__THE PROBLEM__
Output all of the data below exactly as given.

__WORKING DATA__

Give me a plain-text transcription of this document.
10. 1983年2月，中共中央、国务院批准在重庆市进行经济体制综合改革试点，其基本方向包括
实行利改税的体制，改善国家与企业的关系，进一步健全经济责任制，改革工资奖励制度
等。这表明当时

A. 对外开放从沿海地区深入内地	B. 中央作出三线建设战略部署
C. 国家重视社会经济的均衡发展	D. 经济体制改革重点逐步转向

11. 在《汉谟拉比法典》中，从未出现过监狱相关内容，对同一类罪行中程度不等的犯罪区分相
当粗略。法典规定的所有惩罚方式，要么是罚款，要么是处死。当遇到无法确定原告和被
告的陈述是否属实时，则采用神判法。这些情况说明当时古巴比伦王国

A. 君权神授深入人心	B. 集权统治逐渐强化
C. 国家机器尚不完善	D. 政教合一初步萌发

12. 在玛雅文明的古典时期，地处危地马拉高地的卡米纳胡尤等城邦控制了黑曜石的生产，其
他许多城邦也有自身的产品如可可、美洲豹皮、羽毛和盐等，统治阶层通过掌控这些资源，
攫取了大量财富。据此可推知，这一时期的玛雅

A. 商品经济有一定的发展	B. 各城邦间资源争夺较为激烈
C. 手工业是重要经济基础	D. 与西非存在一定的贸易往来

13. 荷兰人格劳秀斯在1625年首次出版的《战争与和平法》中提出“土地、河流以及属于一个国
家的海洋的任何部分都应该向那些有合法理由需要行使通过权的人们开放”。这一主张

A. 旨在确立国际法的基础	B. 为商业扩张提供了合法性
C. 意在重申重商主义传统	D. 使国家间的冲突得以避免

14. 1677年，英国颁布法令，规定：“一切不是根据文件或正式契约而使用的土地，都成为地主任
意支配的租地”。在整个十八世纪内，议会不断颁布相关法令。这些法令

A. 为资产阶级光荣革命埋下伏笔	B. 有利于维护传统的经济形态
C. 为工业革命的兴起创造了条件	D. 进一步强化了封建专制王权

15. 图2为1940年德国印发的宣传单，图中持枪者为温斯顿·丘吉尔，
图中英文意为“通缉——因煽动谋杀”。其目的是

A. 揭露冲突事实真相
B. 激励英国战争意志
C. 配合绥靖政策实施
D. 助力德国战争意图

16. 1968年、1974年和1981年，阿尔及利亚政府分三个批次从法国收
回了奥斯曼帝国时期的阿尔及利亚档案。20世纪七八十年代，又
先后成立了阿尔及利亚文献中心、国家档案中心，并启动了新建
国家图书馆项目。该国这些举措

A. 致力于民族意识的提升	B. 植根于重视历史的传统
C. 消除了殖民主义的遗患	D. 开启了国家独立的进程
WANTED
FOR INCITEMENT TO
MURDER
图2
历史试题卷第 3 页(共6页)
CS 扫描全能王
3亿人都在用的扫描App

__WORKED ANSWER__
Give me a plain-text transcription of this document.
10. 1983年2月，中共中央、国务院批准在重庆市进行经济体制综合改革试点，其基本方向包括
实行利改税的体制，改善国家与企业的关系，进一步健全经济责任制，改革工资奖励制度
等。这表明当时

A. 对外开放从沿海地区深入内地	B. 中央作出三线建设战略部署
C. 国家重视社会经济的均衡发展	D. 经济体制改革重点逐步转向

11. 在《汉谟拉比法典》中，从未出现过监狱相关内容，对同一类罪行中程度不等的犯罪区分相
当粗略。法典规定的所有惩罚方式，要么是罚款，要么是处死。当遇到无法确定原告和被
告的陈述是否属实时，则采用神判法。这些情况说明当时古巴比伦王国

A. 君权神授深入人心	B. 集权统治逐渐强化
C. 国家机器尚不完善	D. 政教合一初步萌发

12. 在玛雅文明的古典时期，地处危地马拉高地的卡米纳胡尤等城邦控制了黑曜石的生产，其
他许多城邦也有自身的产品如可可、美洲豹皮、羽毛和盐等，统治阶层通过掌控这些资源，
攫取了大量财富。据此可推知，这一时期的玛雅

A. 商品经济有一定的发展	B. 各城邦间资源争夺较为激烈
C. 手工业是重要经济基础	D. 与西非存在一定的贸易往来

13. 荷兰人格劳秀斯在1625年首次出版的《战争与和平法》中提出“土地、河流以及属于一个国
家的海洋的任何部分都应该向那些有合法理由需要行使通过权的人们开放”。这一主张

A. 旨在确立国际法的基础	B. 为商业扩张提供了合法性
C. 意在重申重商主义传统	D. 使国家间的冲突得以避免

14. 1677年，英国颁布法令，规定：“一切不是根据文件或正式契约而使用的土地，都成为地主任
意支配的租地”。在整个十八世纪内，议会不断颁布相关法令。这些法令

A. 为资产阶级光荣革命埋下伏笔	B. 有利于维护传统的经济形态
C. 为工业革命的兴起创造了条件	D. 进一步强化了封建专制王权

15. 图2为1940年德国印发的宣传单，图中持枪者为温斯顿·丘吉尔，
图中英文意为“通缉——因煽动谋杀”。其目的是

A. 揭露冲突事实真相
B. 激励英国战争意志
C. 配合绥靖政策实施
D. 助力德国战争意图

16. 1968年、1974年和1981年，阿尔及利亚政府分三个批次从法国收
回了奥斯曼帝国时期的阿尔及利亚档案。20世纪七八十年代，又
先后成立了阿尔及利亚文献中心、国家档案中心，并启动了新建
国家图书馆项目。该国这些举措

A. 致力于民族意识的提升	B. 植根于重视历史的传统
C. 消除了殖民主义的遗患	D. 开启了国家独立的进程
WANTED
FOR INCITEMENT TO
MURDER
图2
历史试题卷第 3 页(共6页)
CS 扫描全能王
3亿人都在用的扫描App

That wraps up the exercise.